Transcribe all the entries word for word, but omit the images.

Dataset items
::::

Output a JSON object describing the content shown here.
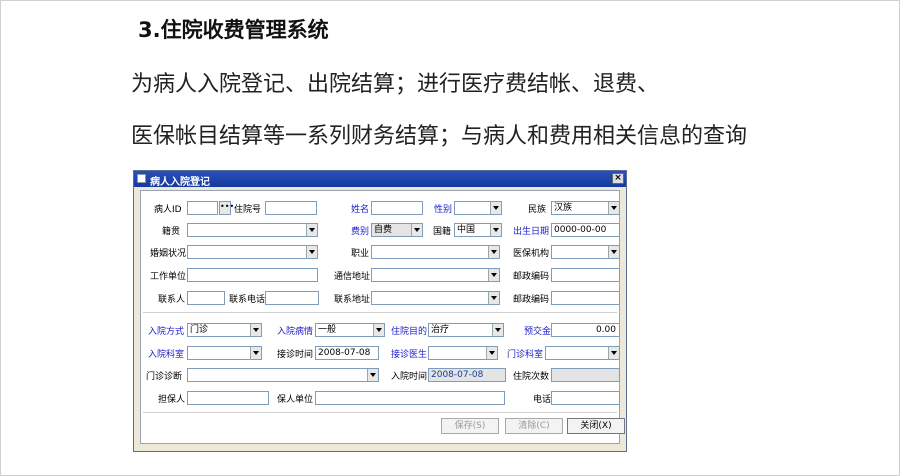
{
  "slide": {
    "title": "3.住院收费管理系统",
    "line1": "为病人入院登记、出院结算；进行医疗费结帐、退费、",
    "line2": "医保帐目结算等一系列财务结算；与病人和费用相关信息的查询"
  },
  "window": {
    "title": "病人入院登记",
    "close_glyph": "×"
  },
  "form": {
    "patient_id_label": "病人ID",
    "patient_id_value": "",
    "ellipsis": "•••",
    "admission_no_label": "住院号",
    "admission_no_value": "",
    "name_label": "姓名",
    "name_value": "",
    "gender_label": "性别",
    "gender_value": "",
    "ethnicity_label": "民族",
    "ethnicity_value": "汉族",
    "native_place_label": "籍贯",
    "native_place_value": "",
    "fee_type_label": "费别",
    "fee_type_value": "自费",
    "nationality_label": "国籍",
    "nationality_value": "中国",
    "birth_date_label": "出生日期",
    "birth_date_value": "0000-00-00",
    "marital_label": "婚姻状况",
    "marital_value": "",
    "occupation_label": "职业",
    "occupation_value": "",
    "insurance_org_label": "医保机构",
    "insurance_org_value": "",
    "work_unit_label": "工作单位",
    "work_unit_value": "",
    "mail_address_label": "通信地址",
    "mail_address_value": "",
    "postcode_label": "邮政编码",
    "postcode_value": "",
    "contact_label": "联系人",
    "contact_value": "",
    "contact_phone_label": "联系电话",
    "contact_phone_value": "",
    "contact_address_label": "联系地址",
    "contact_address_value": "",
    "postcode2_label": "邮政编码",
    "postcode2_value": "",
    "admission_mode_label": "入院方式",
    "admission_mode_value": "门诊",
    "admission_condition_label": "入院病情",
    "admission_condition_value": "一般",
    "admission_purpose_label": "住院目的",
    "admission_purpose_value": "治疗",
    "deposit_label": "预交金",
    "deposit_value": "0.00",
    "admission_dept_label": "入院科室",
    "admission_dept_value": "",
    "reception_time_label": "接诊时间",
    "reception_time_value": "2008-07-08",
    "reception_doctor_label": "接诊医生",
    "reception_doctor_value": "",
    "outpatient_dept_label": "门诊科室",
    "outpatient_dept_value": "",
    "outpatient_diag_label": "门诊诊断",
    "outpatient_diag_value": "",
    "admission_time_label": "入院时间",
    "admission_time_value": "2008-07-08",
    "admission_count_label": "住院次数",
    "admission_count_value": "",
    "guarantor_label": "担保人",
    "guarantor_value": "",
    "guarantor_unit_label": "保人单位",
    "guarantor_unit_value": "",
    "phone_label": "电话",
    "phone_value": ""
  },
  "buttons": {
    "save": "保存(S)",
    "clear": "清除(C)",
    "close": "关闭(X)"
  }
}
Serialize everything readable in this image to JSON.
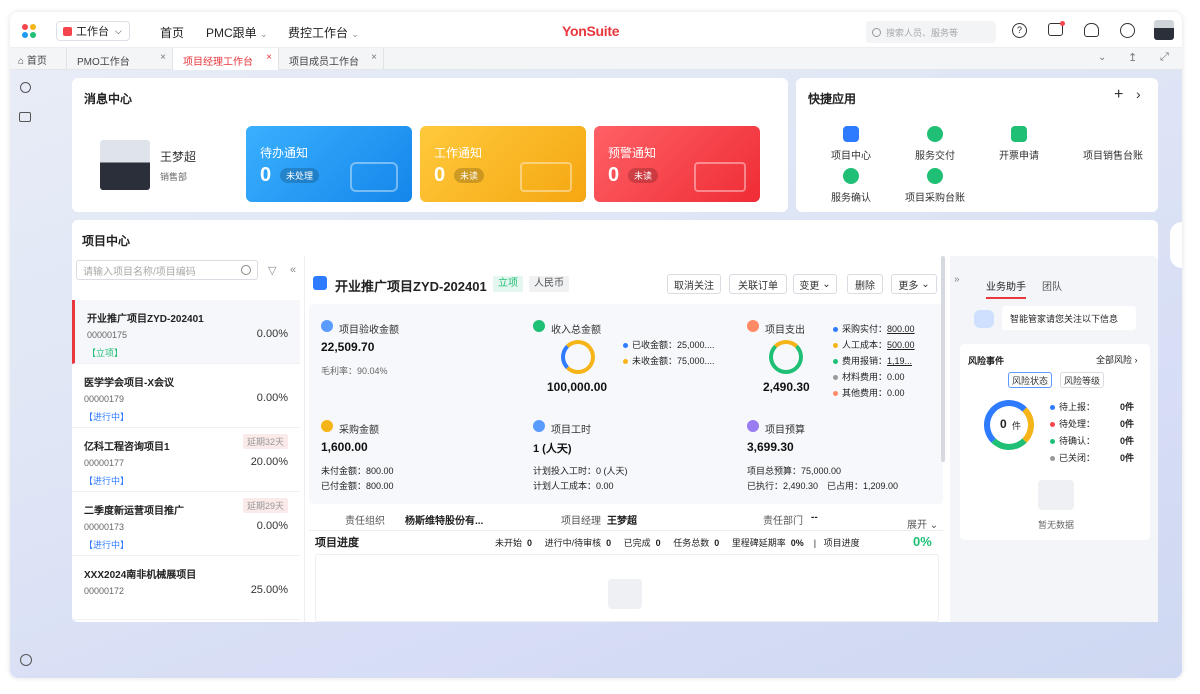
{
  "topbar": {
    "workspace": "工作台",
    "nav": [
      "首页",
      "PMC跟单",
      "费控工作台"
    ],
    "brand": "YonSuite",
    "search_placeholder": "搜索人员、服务等"
  },
  "tabs": [
    {
      "label": "首页"
    },
    {
      "label": "PMO工作台"
    },
    {
      "label": "项目经理工作台"
    },
    {
      "label": "项目成员工作台"
    }
  ],
  "message": {
    "title": "消息中心",
    "user_name": "王梦超",
    "user_dept": "销售部",
    "notices": [
      {
        "title": "待办通知",
        "count": "0",
        "badge": "未处理",
        "color": "#1f9af3"
      },
      {
        "title": "工作通知",
        "count": "0",
        "badge": "未读",
        "color": "#f5b417"
      },
      {
        "title": "预警通知",
        "count": "0",
        "badge": "未读",
        "color": "#f5454c"
      }
    ]
  },
  "quick": {
    "title": "快捷应用",
    "items": [
      "项目中心",
      "服务交付",
      "开票申请",
      "项目销售台账",
      "服务确认",
      "项目采购台账"
    ]
  },
  "project_center": {
    "title": "项目中心",
    "search_placeholder": "请输入项目名称/项目编码",
    "projects": [
      {
        "name": "开业推广项目ZYD-202401",
        "code": "00000175",
        "percent": "0.00%",
        "status": "【立项】",
        "delay": ""
      },
      {
        "name": "医学学会项目-X会议",
        "code": "00000179",
        "percent": "0.00%",
        "status": "【进行中】",
        "delay": ""
      },
      {
        "name": "亿科工程咨询项目1",
        "code": "00000177",
        "percent": "20.00%",
        "status": "【进行中】",
        "delay": "延期32天"
      },
      {
        "name": "二季度新运营项目推广",
        "code": "00000173",
        "percent": "0.00%",
        "status": "【进行中】",
        "delay": "延期29天"
      },
      {
        "name": "XXX2024南非机械展项目",
        "code": "00000172",
        "percent": "25.00%",
        "status": "",
        "delay": ""
      }
    ]
  },
  "detail": {
    "title": "开业推广项目ZYD-202401",
    "status_tag": "立项",
    "currency_tag": "人民币",
    "buttons": [
      "取消关注",
      "关联订单",
      "变更",
      "删除",
      "更多"
    ],
    "acceptance": {
      "label": "项目验收金额",
      "value": "22,509.70",
      "sub": "毛利率：90.04%"
    },
    "income": {
      "label": "收入总金额",
      "value": "100,000.00",
      "items": [
        "已收金额：25,000....",
        "未收金额：75,000...."
      ]
    },
    "expense": {
      "label": "项目支出",
      "value": "2,490.30",
      "items": [
        {
          "label": "采购实付：",
          "value": "800.00"
        },
        {
          "label": "人工成本：",
          "value": "500.00"
        },
        {
          "label": "费用报销：",
          "value": "1,19..."
        },
        {
          "label": "材料费用：",
          "value": "0.00"
        },
        {
          "label": "其他费用：",
          "value": "0.00"
        }
      ]
    },
    "purchase": {
      "label": "采购金额",
      "value": "1,600.00",
      "lines": [
        "未付金额：800.00",
        "已付金额：800.00"
      ]
    },
    "hours": {
      "label": "项目工时",
      "value": "1 (人天)",
      "lines": [
        "计划投入工时：0 (人天)",
        "计划人工成本：0.00"
      ]
    },
    "budget": {
      "label": "项目预算",
      "value": "3,699.30",
      "lines": [
        "项目总预算：75,000.00",
        "已执行：2,490.30",
        "已占用：1,209.00"
      ]
    },
    "info": {
      "org_label": "责任组织",
      "org_value": "杨斯维特股份有...",
      "mgr_label": "项目经理",
      "mgr_value": "王梦超",
      "dept_label": "责任部门",
      "dept_value": "--",
      "expand": "展开"
    },
    "progress": {
      "title": "项目进度",
      "not_started_label": "未开始",
      "not_started": "0",
      "in_progress_label": "进行中/待审核",
      "in_progress": "0",
      "done_label": "已完成",
      "done": "0",
      "total_label": "任务总数",
      "total": "0",
      "delay_label": "里程碑延期率",
      "delay": "0%",
      "progress_label": "项目进度",
      "progress": "0%"
    }
  },
  "assistant": {
    "tabs": [
      "业务助手",
      "团队"
    ],
    "message": "智能管家请您关注以下信息",
    "risk": {
      "title": "风险事件",
      "all": "全部风险",
      "tabs": [
        "风险状态",
        "风险等级"
      ],
      "center": "0",
      "unit": "件",
      "items": [
        {
          "label": "待上报：",
          "value": "0件",
          "color": "#2f7bff"
        },
        {
          "label": "待处理：",
          "value": "0件",
          "color": "#f5454c"
        },
        {
          "label": "待确认：",
          "value": "0件",
          "color": "#1fbf75"
        },
        {
          "label": "已关闭：",
          "value": "0件",
          "color": "#999"
        }
      ],
      "empty": "暂无数据"
    }
  }
}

::::

-- OUTPUT BELOW --
Output a JSON object describing the content shown here.
{
  "slide": {
    "title": "3.住院收费管理系统",
    "line1": "为病人入院登记、出院结算；进行医疗费结帐、退费、",
    "line2": "医保帐目结算等一系列财务结算；与病人和费用相关信息的查询"
  },
  "window": {
    "title": "病人入院登记",
    "close_glyph": "×"
  },
  "form": {
    "patient_id_label": "病人ID",
    "patient_id_value": "",
    "ellipsis": "•••",
    "admission_no_label": "住院号",
    "admission_no_value": "",
    "name_label": "姓名",
    "name_value": "",
    "gender_label": "性别",
    "gender_value": "",
    "ethnicity_label": "民族",
    "ethnicity_value": "汉族",
    "native_place_label": "籍贯",
    "native_place_value": "",
    "fee_type_label": "费别",
    "fee_type_value": "自费",
    "nationality_label": "国籍",
    "nationality_value": "中国",
    "birth_date_label": "出生日期",
    "birth_date_value": "0000-00-00",
    "marital_label": "婚姻状况",
    "marital_value": "",
    "occupation_label": "职业",
    "occupation_value": "",
    "insurance_org_label": "医保机构",
    "insurance_org_value": "",
    "work_unit_label": "工作单位",
    "work_unit_value": "",
    "mail_address_label": "通信地址",
    "mail_address_value": "",
    "postcode_label": "邮政编码",
    "postcode_value": "",
    "contact_label": "联系人",
    "contact_value": "",
    "contact_phone_label": "联系电话",
    "contact_phone_value": "",
    "contact_address_label": "联系地址",
    "contact_address_value": "",
    "postcode2_label": "邮政编码",
    "postcode2_value": "",
    "admission_mode_label": "入院方式",
    "admission_mode_value": "门诊",
    "admission_condition_label": "入院病情",
    "admission_condition_value": "一般",
    "admission_purpose_label": "住院目的",
    "admission_purpose_value": "治疗",
    "deposit_label": "预交金",
    "deposit_value": "0.00",
    "admission_dept_label": "入院科室",
    "admission_dept_value": "",
    "reception_time_label": "接诊时间",
    "reception_time_value": "2008-07-08",
    "reception_doctor_label": "接诊医生",
    "reception_doctor_value": "",
    "outpatient_dept_label": "门诊科室",
    "outpatient_dept_value": "",
    "outpatient_diag_label": "门诊诊断",
    "outpatient_diag_value": "",
    "admission_time_label": "入院时间",
    "admission_time_value": "2008-07-08",
    "admission_count_label": "住院次数",
    "admission_count_value": "",
    "guarantor_label": "担保人",
    "guarantor_value": "",
    "guarantor_unit_label": "保人单位",
    "guarantor_unit_value": "",
    "phone_label": "电话",
    "phone_value": ""
  },
  "buttons": {
    "save": "保存(S)",
    "clear": "清除(C)",
    "close": "关闭(X)"
  }
}
Serialize everything readable in this image to JSON.
{
  "topbar": {
    "workspace": "工作台",
    "nav": [
      "首页",
      "PMC跟单",
      "费控工作台"
    ],
    "brand": "YonSuite",
    "search_placeholder": "搜索人员、服务等"
  },
  "tabs": [
    {
      "label": "首页"
    },
    {
      "label": "PMO工作台"
    },
    {
      "label": "项目经理工作台"
    },
    {
      "label": "项目成员工作台"
    }
  ],
  "message": {
    "title": "消息中心",
    "user_name": "王梦超",
    "user_dept": "销售部",
    "notices": [
      {
        "title": "待办通知",
        "count": "0",
        "badge": "未处理",
        "color": "#1f9af3"
      },
      {
        "title": "工作通知",
        "count": "0",
        "badge": "未读",
        "color": "#f5b417"
      },
      {
        "title": "预警通知",
        "count": "0",
        "badge": "未读",
        "color": "#f5454c"
      }
    ]
  },
  "quick": {
    "title": "快捷应用",
    "items": [
      "项目中心",
      "服务交付",
      "开票申请",
      "项目销售台账",
      "服务确认",
      "项目采购台账"
    ]
  },
  "project_center": {
    "title": "项目中心",
    "search_placeholder": "请输入项目名称/项目编码",
    "projects": [
      {
        "name": "开业推广项目ZYD-202401",
        "code": "00000175",
        "percent": "0.00%",
        "status": "【立项】",
        "delay": ""
      },
      {
        "name": "医学学会项目-X会议",
        "code": "00000179",
        "percent": "0.00%",
        "status": "【进行中】",
        "delay": ""
      },
      {
        "name": "亿科工程咨询项目1",
        "code": "00000177",
        "percent": "20.00%",
        "status": "【进行中】",
        "delay": "延期32天"
      },
      {
        "name": "二季度新运营项目推广",
        "code": "00000173",
        "percent": "0.00%",
        "status": "【进行中】",
        "delay": "延期29天"
      },
      {
        "name": "XXX2024南非机械展项目",
        "code": "00000172",
        "percent": "25.00%",
        "status": "",
        "delay": ""
      }
    ]
  },
  "detail": {
    "title": "开业推广项目ZYD-202401",
    "status_tag": "立项",
    "currency_tag": "人民币",
    "buttons": [
      "取消关注",
      "关联订单",
      "变更",
      "删除",
      "更多"
    ],
    "acceptance": {
      "label": "项目验收金额",
      "value": "22,509.70",
      "sub": "毛利率：90.04%"
    },
    "income": {
      "label": "收入总金额",
      "value": "100,000.00",
      "items": [
        "已收金额：25,000....",
        "未收金额：75,000...."
      ]
    },
    "expense": {
      "label": "项目支出",
      "value": "2,490.30",
      "items": [
        {
          "label": "采购实付：",
          "value": "800.00"
        },
        {
          "label": "人工成本：",
          "value": "500.00"
        },
        {
          "label": "费用报销：",
          "value": "1,19..."
        },
        {
          "label": "材料费用：",
          "value": "0.00"
        },
        {
          "label": "其他费用：",
          "value": "0.00"
        }
      ]
    },
    "purchase": {
      "label": "采购金额",
      "value": "1,600.00",
      "lines": [
        "未付金额：800.00",
        "已付金额：800.00"
      ]
    },
    "hours": {
      "label": "项目工时",
      "value": "1 (人天)",
      "lines": [
        "计划投入工时：0 (人天)",
        "计划人工成本：0.00"
      ]
    },
    "budget": {
      "label": "项目预算",
      "value": "3,699.30",
      "lines": [
        "项目总预算：75,000.00",
        "已执行：2,490.30",
        "已占用：1,209.00"
      ]
    },
    "info": {
      "org_label": "责任组织",
      "org_value": "杨斯维特股份有...",
      "mgr_label": "项目经理",
      "mgr_value": "王梦超",
      "dept_label": "责任部门",
      "dept_value": "--",
      "expand": "展开"
    },
    "progress": {
      "title": "项目进度",
      "not_started_label": "未开始",
      "not_started": "0",
      "in_progress_label": "进行中/待审核",
      "in_progress": "0",
      "done_label": "已完成",
      "done": "0",
      "total_label": "任务总数",
      "total": "0",
      "delay_label": "里程碑延期率",
      "delay": "0%",
      "progress_label": "项目进度",
      "progress": "0%"
    }
  },
  "assistant": {
    "tabs": [
      "业务助手",
      "团队"
    ],
    "message": "智能管家请您关注以下信息",
    "risk": {
      "title": "风险事件",
      "all": "全部风险",
      "tabs": [
        "风险状态",
        "风险等级"
      ],
      "center": "0",
      "unit": "件",
      "items": [
        {
          "label": "待上报：",
          "value": "0件",
          "color": "#2f7bff"
        },
        {
          "label": "待处理：",
          "value": "0件",
          "color": "#f5454c"
        },
        {
          "label": "待确认：",
          "value": "0件",
          "color": "#1fbf75"
        },
        {
          "label": "已关闭：",
          "value": "0件",
          "color": "#999"
        }
      ],
      "empty": "暂无数据"
    }
  }
}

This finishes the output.